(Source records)
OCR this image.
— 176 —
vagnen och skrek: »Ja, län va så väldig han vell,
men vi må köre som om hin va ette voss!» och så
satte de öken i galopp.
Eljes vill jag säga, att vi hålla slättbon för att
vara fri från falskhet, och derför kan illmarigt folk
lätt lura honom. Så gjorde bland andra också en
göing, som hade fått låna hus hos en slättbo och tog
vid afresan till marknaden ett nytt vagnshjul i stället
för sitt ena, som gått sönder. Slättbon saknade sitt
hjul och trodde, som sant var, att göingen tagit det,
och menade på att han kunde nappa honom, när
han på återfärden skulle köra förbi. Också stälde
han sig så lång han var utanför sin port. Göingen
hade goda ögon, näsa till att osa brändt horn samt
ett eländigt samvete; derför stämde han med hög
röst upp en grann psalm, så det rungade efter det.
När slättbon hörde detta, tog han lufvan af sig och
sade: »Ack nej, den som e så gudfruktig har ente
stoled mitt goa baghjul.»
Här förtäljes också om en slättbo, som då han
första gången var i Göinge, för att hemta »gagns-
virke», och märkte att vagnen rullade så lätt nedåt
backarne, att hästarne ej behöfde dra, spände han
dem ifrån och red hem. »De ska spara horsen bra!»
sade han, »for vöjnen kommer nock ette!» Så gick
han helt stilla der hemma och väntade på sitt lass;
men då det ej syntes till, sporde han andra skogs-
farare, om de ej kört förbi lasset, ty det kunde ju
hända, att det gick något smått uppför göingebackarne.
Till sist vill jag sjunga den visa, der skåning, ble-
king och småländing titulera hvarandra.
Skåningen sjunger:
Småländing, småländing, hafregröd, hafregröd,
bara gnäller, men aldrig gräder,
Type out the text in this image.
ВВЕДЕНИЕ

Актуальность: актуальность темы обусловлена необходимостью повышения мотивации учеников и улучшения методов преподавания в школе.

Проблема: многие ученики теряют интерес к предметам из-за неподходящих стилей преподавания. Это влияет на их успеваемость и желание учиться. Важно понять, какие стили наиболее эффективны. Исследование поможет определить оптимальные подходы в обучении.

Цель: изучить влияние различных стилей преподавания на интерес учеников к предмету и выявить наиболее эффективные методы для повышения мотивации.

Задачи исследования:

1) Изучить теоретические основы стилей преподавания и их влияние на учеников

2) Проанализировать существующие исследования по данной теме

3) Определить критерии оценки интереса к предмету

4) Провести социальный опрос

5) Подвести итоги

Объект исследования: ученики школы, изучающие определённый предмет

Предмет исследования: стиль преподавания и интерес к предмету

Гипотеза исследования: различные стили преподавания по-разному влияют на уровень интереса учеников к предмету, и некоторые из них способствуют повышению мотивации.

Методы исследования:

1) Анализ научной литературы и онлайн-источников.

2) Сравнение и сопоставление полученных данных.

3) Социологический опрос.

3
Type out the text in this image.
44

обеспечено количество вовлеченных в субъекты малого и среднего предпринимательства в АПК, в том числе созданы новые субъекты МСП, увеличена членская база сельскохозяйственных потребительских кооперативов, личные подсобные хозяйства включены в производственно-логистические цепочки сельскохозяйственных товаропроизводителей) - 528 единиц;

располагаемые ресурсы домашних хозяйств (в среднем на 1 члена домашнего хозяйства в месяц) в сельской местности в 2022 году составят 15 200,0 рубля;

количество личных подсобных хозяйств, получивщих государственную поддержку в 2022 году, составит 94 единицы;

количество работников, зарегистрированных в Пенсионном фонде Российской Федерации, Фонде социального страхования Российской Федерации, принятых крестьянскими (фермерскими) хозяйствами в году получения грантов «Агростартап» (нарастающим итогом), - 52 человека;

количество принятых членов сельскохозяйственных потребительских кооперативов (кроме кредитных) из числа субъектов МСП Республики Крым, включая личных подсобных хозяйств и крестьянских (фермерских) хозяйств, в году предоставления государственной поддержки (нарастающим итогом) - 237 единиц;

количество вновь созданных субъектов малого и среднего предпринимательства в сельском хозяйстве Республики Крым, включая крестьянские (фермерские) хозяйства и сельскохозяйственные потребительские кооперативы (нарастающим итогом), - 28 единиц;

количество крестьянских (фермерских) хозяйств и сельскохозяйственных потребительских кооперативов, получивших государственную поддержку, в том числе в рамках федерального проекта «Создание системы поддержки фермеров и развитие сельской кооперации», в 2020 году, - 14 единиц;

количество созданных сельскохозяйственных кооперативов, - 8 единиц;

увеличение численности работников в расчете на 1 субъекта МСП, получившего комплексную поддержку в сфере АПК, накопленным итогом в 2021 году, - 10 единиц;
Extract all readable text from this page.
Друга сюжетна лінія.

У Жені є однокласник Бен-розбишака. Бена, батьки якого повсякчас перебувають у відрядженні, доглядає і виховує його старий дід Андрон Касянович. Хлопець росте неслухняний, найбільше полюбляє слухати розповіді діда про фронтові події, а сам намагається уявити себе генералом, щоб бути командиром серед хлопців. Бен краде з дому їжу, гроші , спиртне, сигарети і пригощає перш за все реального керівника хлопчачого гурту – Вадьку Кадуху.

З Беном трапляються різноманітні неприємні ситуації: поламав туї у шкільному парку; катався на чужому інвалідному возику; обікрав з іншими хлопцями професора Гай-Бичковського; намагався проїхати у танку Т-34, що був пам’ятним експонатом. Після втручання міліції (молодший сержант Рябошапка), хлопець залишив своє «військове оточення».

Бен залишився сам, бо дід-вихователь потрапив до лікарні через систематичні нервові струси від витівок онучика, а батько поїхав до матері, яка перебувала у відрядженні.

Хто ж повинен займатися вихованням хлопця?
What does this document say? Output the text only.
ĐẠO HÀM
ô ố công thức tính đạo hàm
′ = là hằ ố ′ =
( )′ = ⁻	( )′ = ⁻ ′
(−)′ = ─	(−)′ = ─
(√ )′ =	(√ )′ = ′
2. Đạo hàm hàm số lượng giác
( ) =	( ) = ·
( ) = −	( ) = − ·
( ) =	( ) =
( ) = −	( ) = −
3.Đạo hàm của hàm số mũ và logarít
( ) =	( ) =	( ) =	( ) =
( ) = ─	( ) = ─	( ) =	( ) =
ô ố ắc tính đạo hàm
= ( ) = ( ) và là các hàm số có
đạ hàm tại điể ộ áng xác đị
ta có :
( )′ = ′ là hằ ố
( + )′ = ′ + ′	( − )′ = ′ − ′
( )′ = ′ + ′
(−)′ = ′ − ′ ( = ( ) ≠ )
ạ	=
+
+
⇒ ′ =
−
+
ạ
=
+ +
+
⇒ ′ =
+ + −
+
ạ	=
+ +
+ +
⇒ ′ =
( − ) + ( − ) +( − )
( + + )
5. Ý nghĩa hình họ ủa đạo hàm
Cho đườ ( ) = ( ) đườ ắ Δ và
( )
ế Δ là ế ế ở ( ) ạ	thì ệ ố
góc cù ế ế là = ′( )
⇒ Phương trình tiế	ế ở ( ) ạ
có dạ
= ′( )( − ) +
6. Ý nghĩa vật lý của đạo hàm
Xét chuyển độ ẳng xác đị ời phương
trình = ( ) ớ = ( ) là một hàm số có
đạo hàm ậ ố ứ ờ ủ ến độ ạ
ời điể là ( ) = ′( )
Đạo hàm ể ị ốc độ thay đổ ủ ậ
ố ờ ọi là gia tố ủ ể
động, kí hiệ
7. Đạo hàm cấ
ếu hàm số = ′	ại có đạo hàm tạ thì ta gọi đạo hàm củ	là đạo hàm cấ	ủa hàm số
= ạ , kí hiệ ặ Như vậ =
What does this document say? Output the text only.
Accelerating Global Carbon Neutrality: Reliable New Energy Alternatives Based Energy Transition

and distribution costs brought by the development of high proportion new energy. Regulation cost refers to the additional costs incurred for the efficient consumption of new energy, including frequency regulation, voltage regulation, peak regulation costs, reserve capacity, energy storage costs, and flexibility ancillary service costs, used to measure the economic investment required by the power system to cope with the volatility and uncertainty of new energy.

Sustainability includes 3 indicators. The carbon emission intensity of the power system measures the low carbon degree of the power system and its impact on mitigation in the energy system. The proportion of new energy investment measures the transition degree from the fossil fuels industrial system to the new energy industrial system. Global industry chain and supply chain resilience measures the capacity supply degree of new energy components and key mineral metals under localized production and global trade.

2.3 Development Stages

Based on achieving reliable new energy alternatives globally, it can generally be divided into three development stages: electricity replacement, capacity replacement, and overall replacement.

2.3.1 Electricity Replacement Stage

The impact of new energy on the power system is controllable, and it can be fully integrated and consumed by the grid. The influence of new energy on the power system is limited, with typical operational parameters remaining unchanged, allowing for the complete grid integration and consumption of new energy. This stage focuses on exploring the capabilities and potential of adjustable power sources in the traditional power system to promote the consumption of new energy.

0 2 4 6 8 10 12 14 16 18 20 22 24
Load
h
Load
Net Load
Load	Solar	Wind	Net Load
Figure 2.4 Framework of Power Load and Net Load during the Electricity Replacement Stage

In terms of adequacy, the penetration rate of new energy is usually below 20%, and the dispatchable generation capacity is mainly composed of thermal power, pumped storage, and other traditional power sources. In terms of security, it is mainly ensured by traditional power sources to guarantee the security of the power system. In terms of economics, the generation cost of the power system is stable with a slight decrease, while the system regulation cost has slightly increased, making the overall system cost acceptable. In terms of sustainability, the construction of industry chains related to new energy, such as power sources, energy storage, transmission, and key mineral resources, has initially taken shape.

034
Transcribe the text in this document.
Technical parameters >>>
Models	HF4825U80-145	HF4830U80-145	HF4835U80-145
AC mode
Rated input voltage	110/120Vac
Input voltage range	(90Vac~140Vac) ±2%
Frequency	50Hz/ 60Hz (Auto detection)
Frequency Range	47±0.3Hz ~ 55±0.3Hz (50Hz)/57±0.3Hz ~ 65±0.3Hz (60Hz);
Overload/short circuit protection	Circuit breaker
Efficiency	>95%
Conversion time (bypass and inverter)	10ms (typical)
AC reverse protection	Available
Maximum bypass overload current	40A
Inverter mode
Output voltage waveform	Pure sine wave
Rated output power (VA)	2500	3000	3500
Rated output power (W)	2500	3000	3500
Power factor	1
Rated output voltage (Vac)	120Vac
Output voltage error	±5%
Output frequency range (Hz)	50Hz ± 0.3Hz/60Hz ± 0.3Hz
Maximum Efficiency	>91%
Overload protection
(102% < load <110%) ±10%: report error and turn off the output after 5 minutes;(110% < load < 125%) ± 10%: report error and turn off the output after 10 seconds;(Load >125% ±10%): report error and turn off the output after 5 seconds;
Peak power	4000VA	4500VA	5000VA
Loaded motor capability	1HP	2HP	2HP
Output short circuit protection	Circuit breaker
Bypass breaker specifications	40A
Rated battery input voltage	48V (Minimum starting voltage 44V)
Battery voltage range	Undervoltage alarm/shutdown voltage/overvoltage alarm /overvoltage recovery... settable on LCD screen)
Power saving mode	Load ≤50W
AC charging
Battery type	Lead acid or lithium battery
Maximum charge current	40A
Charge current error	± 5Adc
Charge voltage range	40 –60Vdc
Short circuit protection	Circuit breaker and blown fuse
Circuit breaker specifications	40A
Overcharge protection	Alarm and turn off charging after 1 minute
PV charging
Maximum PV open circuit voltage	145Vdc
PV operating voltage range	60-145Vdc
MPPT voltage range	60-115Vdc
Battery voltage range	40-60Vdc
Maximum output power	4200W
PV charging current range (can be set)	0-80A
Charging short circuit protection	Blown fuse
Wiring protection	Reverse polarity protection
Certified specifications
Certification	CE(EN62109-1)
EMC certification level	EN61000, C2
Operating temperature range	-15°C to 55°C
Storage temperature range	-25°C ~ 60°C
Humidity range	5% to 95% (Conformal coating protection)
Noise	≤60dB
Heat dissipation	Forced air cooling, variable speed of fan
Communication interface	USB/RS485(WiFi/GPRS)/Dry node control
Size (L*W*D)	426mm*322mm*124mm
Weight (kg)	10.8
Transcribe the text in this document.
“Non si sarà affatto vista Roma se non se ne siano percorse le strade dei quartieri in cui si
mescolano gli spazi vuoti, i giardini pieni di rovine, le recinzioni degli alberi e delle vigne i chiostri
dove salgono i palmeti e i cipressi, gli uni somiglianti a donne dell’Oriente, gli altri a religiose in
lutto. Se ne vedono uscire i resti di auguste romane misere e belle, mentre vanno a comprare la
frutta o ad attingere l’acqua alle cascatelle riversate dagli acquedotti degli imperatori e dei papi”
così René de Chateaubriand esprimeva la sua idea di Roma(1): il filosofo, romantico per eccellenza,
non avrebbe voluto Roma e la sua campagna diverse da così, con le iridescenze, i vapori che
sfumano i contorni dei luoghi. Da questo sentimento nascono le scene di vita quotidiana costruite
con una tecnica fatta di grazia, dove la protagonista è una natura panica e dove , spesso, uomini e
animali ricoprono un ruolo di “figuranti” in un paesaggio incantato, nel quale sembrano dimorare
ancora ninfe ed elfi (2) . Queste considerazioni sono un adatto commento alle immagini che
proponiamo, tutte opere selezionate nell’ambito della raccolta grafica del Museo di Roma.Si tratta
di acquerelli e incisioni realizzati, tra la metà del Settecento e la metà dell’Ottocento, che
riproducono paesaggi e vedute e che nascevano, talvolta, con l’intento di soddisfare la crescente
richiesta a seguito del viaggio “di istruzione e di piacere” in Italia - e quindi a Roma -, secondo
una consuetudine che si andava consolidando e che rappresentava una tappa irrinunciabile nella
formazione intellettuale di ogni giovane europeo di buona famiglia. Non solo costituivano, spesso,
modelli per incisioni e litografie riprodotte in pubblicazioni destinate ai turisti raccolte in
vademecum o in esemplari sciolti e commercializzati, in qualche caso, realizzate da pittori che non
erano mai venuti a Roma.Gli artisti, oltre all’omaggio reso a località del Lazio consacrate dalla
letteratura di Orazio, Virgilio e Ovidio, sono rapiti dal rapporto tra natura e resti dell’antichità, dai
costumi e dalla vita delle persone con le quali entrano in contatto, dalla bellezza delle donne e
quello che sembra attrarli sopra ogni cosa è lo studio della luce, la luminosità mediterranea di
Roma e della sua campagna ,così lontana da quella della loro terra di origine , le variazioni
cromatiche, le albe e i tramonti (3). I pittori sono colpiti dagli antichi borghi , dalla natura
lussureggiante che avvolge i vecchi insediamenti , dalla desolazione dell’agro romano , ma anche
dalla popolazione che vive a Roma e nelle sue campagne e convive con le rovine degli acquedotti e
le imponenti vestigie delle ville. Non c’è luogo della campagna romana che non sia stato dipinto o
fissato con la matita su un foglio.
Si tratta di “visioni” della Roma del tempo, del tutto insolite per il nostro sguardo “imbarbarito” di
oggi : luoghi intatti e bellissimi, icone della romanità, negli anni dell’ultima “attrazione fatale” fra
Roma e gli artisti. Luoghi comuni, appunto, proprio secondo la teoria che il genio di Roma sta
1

__WHAT TO WORK ON__
Extract each line holding the string "мотивации".

__COMPLETED TASK__
Актуальность: актуальность темы обусловлена необходимостью повышения мотивации учеников и улучшения методов преподавания в школе.
Цель: изучить влияние различных стилей преподавания на интерес учеников к предмету и выявить наиболее эффективные методы для повышения мотивации.
Гипотеза исследования: различные стили преподавания по-разному влияют на уровень интереса учеников к предмету, и некоторые из них способствуют повышению мотивации.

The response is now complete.